- _Required task_
Write each line out again exactly as written.

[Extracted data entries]
- - -

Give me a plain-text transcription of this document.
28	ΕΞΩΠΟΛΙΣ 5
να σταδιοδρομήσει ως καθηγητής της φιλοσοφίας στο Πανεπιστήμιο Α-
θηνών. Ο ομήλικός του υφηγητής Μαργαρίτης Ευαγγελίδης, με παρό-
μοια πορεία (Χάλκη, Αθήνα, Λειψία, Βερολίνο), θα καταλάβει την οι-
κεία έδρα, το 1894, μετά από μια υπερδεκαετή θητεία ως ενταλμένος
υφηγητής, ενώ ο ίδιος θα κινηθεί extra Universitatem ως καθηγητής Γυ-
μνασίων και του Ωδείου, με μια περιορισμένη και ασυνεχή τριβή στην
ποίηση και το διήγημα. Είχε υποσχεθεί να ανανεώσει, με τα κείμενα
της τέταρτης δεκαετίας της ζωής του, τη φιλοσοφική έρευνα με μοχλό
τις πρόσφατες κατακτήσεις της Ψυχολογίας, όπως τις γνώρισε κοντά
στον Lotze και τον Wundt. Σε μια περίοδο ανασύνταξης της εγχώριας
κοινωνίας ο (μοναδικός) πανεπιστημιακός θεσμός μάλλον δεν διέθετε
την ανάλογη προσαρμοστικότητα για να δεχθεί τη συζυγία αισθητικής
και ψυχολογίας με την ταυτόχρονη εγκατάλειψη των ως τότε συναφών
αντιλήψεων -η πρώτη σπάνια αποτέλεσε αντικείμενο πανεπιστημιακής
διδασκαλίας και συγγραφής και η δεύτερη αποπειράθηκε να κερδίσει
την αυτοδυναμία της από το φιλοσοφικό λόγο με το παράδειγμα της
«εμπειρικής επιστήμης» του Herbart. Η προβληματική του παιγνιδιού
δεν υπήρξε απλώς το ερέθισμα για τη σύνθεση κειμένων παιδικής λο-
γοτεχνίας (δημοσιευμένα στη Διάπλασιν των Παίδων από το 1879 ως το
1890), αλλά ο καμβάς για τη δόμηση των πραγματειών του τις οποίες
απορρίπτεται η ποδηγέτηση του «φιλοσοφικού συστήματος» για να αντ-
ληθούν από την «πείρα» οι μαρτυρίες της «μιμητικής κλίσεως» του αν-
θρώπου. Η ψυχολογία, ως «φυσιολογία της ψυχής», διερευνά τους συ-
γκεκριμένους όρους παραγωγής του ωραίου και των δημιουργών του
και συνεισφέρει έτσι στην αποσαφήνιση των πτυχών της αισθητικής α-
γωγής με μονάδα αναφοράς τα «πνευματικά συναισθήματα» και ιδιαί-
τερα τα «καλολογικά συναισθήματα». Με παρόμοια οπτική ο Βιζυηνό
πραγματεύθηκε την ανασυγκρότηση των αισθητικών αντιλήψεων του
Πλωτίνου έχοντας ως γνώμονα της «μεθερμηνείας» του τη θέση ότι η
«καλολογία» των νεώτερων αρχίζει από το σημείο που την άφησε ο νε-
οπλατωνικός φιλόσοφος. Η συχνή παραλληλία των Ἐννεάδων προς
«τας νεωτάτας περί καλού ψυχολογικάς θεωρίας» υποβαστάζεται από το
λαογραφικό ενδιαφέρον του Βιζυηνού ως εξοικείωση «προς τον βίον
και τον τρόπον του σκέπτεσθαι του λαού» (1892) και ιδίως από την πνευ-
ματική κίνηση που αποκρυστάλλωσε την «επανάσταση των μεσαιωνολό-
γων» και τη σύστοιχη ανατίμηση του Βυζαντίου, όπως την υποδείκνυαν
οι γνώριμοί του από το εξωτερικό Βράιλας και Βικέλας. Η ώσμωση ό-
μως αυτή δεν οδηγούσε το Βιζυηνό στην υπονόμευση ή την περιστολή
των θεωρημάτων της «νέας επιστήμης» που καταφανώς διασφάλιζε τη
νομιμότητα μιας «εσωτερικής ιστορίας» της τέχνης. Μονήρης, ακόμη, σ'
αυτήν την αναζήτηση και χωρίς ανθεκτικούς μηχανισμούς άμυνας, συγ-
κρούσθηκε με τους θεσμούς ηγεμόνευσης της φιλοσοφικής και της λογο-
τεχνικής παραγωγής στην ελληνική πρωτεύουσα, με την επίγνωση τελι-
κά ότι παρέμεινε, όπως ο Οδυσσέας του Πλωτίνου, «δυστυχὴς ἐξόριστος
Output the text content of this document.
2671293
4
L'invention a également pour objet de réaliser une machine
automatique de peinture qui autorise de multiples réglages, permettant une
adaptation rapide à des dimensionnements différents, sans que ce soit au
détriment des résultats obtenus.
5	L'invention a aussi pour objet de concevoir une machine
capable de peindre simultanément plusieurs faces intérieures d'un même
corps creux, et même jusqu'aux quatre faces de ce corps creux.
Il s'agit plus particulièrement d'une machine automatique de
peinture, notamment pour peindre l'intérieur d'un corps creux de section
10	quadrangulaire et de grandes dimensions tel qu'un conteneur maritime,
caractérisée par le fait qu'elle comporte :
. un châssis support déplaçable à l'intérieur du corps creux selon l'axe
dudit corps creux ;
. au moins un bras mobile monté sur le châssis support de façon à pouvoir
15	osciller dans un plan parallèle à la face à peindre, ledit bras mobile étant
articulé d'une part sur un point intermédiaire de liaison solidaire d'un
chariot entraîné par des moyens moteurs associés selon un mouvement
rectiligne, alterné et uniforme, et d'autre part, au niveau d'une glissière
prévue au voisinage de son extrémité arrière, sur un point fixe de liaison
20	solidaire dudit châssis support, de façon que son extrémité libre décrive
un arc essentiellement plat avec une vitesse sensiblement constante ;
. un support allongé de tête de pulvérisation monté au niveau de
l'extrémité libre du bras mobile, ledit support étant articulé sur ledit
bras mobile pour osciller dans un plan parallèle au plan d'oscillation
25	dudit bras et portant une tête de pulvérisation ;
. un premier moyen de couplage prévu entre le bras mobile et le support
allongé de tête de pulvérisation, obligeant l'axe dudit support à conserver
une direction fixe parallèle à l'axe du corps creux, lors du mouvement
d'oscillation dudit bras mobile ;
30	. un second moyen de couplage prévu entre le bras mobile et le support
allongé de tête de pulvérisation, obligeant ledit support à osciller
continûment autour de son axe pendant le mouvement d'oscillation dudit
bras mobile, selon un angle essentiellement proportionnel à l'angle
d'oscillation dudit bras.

- - -

- _Exercise answer_
Give me a plain-text transcription of this document.
28	ΕΞΩΠΟΛΙΣ 5
να σταδιοδρομήσει ως καθηγητής της φιλοσοφίας στο Πανεπιστήμιο Α-
θηνών. Ο ομήλικός του υφηγητής Μαργαρίτης Ευαγγελίδης, με παρό-
μοια πορεία (Χάλκη, Αθήνα, Λειψία, Βερολίνο), θα καταλάβει την οι-
κεία έδρα, το 1894, μετά από μια υπερδεκαετή θητεία ως ενταλμένος
υφηγητής, ενώ ο ίδιος θα κινηθεί extra Universitatem ως καθηγητής Γυ-
μνασίων και του Ωδείου, με μια περιορισμένη και ασυνεχή τριβή στην
ποίηση και το διήγημα. Είχε υποσχεθεί να ανανεώσει, με τα κείμενα
της τέταρτης δεκαετίας της ζωής του, τη φιλοσοφική έρευνα με μοχλό
τις πρόσφατες κατακτήσεις της Ψυχολογίας, όπως τις γνώρισε κοντά
στον Lotze και τον Wundt. Σε μια περίοδο ανασύνταξης της εγχώριας
κοινωνίας ο (μοναδικός) πανεπιστημιακός θεσμός μάλλον δεν διέθετε
την ανάλογη προσαρμοστικότητα για να δεχθεί τη συζυγία αισθητικής
και ψυχολογίας με την ταυτόχρονη εγκατάλειψη των ως τότε συναφών
αντιλήψεων -η πρώτη σπάνια αποτέλεσε αντικείμενο πανεπιστημιακής
διδασκαλίας και συγγραφής και η δεύτερη αποπειράθηκε να κερδίσει
την αυτοδυναμία της από το φιλοσοφικό λόγο με το παράδειγμα της
«εμπειρικής επιστήμης» του Herbart. Η προβληματική του παιγνιδιού
δεν υπήρξε απλώς το ερέθισμα για τη σύνθεση κειμένων παιδικής λο-
γοτεχνίας (δημοσιευμένα στη Διάπλασιν των Παίδων από το 1879 ως το
1890), αλλά ο καμβάς για τη δόμηση των πραγματειών του τις οποίες
απορρίπτεται η ποδηγέτηση του «φιλοσοφικού συστήματος» για να αντ-
ληθούν από την «πείρα» οι μαρτυρίες της «μιμητικής κλίσεως» του αν-
θρώπου. Η ψυχολογία, ως «φυσιολογία της ψυχής», διερευνά τους συ-
γκεκριμένους όρους παραγωγής του ωραίου και των δημιουργών του
και συνεισφέρει έτσι στην αποσαφήνιση των πτυχών της αισθητικής α-
γωγής με μονάδα αναφοράς τα «πνευματικά συναισθήματα» και ιδιαί-
τερα τα «καλολογικά συναισθήματα». Με παρόμοια οπτική ο Βιζυηνό
πραγματεύθηκε την ανασυγκρότηση των αισθητικών αντιλήψεων του
Πλωτίνου έχοντας ως γνώμονα της «μεθερμηνείας» του τη θέση ότι η
«καλολογία» των νεώτερων αρχίζει από το σημείο που την άφησε ο νε-
οπλατωνικός φιλόσοφος. Η συχνή παραλληλία των Ἐννεάδων προς
«τας νεωτάτας περί καλού ψυχολογικάς θεωρίας» υποβαστάζεται από το
λαογραφικό ενδιαφέρον του Βιζυηνού ως εξοικείωση «προς τον βίον
και τον τρόπον του σκέπτεσθαι του λαού» (1892) και ιδίως από την πνευ-
ματική κίνηση που αποκρυστάλλωσε την «επανάσταση των μεσαιωνολό-
γων» και τη σύστοιχη ανατίμηση του Βυζαντίου, όπως την υποδείκνυαν
οι γνώριμοί του από το εξωτερικό Βράιλας και Βικέλας. Η ώσμωση ό-
μως αυτή δεν οδηγούσε το Βιζυηνό στην υπονόμευση ή την περιστολή
των θεωρημάτων της «νέας επιστήμης» που καταφανώς διασφάλιζε τη
νομιμότητα μιας «εσωτερικής ιστορίας» της τέχνης. Μονήρης, ακόμη, σ'
αυτήν την αναζήτηση και χωρίς ανθεκτικούς μηχανισμούς άμυνας, συγ-
κρούσθηκε με τους θεσμούς ηγεμόνευσης της φιλοσοφικής και της λογο-
τεχνικής παραγωγής στην ελληνική πρωτεύουσα, με την επίγνωση τελι-
κά ότι παρέμεινε, όπως ο Οδυσσέας του Πλωτίνου, «δυστυχὴς ἐξόριστος
Output the text content of this document.
2671293
4
L'invention a également pour objet de réaliser une machine
automatique de peinture qui autorise de multiples réglages, permettant une
adaptation rapide à des dimensionnements différents, sans que ce soit au
détriment des résultats obtenus.
5	L'invention a aussi pour objet de concevoir une machine
capable de peindre simultanément plusieurs faces intérieures d'un même
corps creux, et même jusqu'aux quatre faces de ce corps creux.
Il s'agit plus particulièrement d'une machine automatique de
peinture, notamment pour peindre l'intérieur d'un corps creux de section
10	quadrangulaire et de grandes dimensions tel qu'un conteneur maritime,
caractérisée par le fait qu'elle comporte :
. un châssis support déplaçable à l'intérieur du corps creux selon l'axe
dudit corps creux ;
. au moins un bras mobile monté sur le châssis support de façon à pouvoir
15	osciller dans un plan parallèle à la face à peindre, ledit bras mobile étant
articulé d'une part sur un point intermédiaire de liaison solidaire d'un
chariot entraîné par des moyens moteurs associés selon un mouvement
rectiligne, alterné et uniforme, et d'autre part, au niveau d'une glissière
prévue au voisinage de son extrémité arrière, sur un point fixe de liaison
20	solidaire dudit châssis support, de façon que son extrémité libre décrive
un arc essentiellement plat avec une vitesse sensiblement constante ;
. un support allongé de tête de pulvérisation monté au niveau de
l'extrémité libre du bras mobile, ledit support étant articulé sur ledit
bras mobile pour osciller dans un plan parallèle au plan d'oscillation
25	dudit bras et portant une tête de pulvérisation ;
. un premier moyen de couplage prévu entre le bras mobile et le support
allongé de tête de pulvérisation, obligeant l'axe dudit support à conserver
une direction fixe parallèle à l'axe du corps creux, lors du mouvement
d'oscillation dudit bras mobile ;
30	. un second moyen de couplage prévu entre le bras mobile et le support
allongé de tête de pulvérisation, obligeant ledit support à osciller
continûment autour de son axe pendant le mouvement d'oscillation dudit
bras mobile, selon un angle essentiellement proportionnel à l'angle
d'oscillation dudit bras.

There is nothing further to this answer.